▶ The task: Retype the records that come next, word for word.

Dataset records
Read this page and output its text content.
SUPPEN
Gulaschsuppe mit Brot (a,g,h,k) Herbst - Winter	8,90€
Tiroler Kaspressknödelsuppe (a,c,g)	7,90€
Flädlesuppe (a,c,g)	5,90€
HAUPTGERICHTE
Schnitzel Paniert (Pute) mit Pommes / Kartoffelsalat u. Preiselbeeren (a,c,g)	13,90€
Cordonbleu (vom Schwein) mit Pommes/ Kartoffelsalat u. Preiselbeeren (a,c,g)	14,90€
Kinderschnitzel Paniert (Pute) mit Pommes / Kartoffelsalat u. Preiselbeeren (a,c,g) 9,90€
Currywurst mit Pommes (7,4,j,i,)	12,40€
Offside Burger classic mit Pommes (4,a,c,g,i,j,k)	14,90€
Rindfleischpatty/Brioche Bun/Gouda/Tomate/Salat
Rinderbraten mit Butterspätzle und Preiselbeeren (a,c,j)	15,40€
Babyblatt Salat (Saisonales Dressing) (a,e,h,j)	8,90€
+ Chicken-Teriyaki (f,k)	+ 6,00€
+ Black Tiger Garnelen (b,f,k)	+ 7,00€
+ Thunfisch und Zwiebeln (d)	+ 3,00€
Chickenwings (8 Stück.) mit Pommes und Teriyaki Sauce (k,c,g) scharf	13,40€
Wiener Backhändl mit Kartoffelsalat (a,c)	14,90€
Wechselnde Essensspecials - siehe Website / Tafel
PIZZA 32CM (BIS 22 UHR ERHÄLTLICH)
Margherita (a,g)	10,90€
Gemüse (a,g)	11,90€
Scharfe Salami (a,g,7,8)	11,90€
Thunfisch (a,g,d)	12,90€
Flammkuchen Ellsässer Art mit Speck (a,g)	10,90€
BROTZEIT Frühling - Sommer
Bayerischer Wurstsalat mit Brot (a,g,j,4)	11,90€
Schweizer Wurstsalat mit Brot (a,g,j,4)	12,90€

▶ Complete output:
Read this page and output its text content.
SUPPEN
Gulaschsuppe mit Brot (a,g,h,k) Herbst - Winter	8,90€
Tiroler Kaspressknödelsuppe (a,c,g)	7,90€
Flädlesuppe (a,c,g)	5,90€
HAUPTGERICHTE
Schnitzel Paniert (Pute) mit Pommes / Kartoffelsalat u. Preiselbeeren (a,c,g)	13,90€
Cordonbleu (vom Schwein) mit Pommes/ Kartoffelsalat u. Preiselbeeren (a,c,g)	14,90€
Kinderschnitzel Paniert (Pute) mit Pommes / Kartoffelsalat u. Preiselbeeren (a,c,g) 9,90€
Currywurst mit Pommes (7,4,j,i,)	12,40€
Offside Burger classic mit Pommes (4,a,c,g,i,j,k)	14,90€
Rindfleischpatty/Brioche Bun/Gouda/Tomate/Salat
Rinderbraten mit Butterspätzle und Preiselbeeren (a,c,j)	15,40€
Babyblatt Salat (Saisonales Dressing) (a,e,h,j)	8,90€
+ Chicken-Teriyaki (f,k)	+ 6,00€
+ Black Tiger Garnelen (b,f,k)	+ 7,00€
+ Thunfisch und Zwiebeln (d)	+ 3,00€
Chickenwings (8 Stück.) mit Pommes und Teriyaki Sauce (k,c,g) scharf	13,40€
Wiener Backhändl mit Kartoffelsalat (a,c)	14,90€
Wechselnde Essensspecials - siehe Website / Tafel
PIZZA 32CM (BIS 22 UHR ERHÄLTLICH)
Margherita (a,g)	10,90€
Gemüse (a,g)	11,90€
Scharfe Salami (a,g,7,8)	11,90€
Thunfisch (a,g,d)	12,90€
Flammkuchen Ellsässer Art mit Speck (a,g)	10,90€
BROTZEIT Frühling - Sommer
Bayerischer Wurstsalat mit Brot (a,g,j,4)	11,90€
Schweizer Wurstsalat mit Brot (a,g,j,4)	12,90€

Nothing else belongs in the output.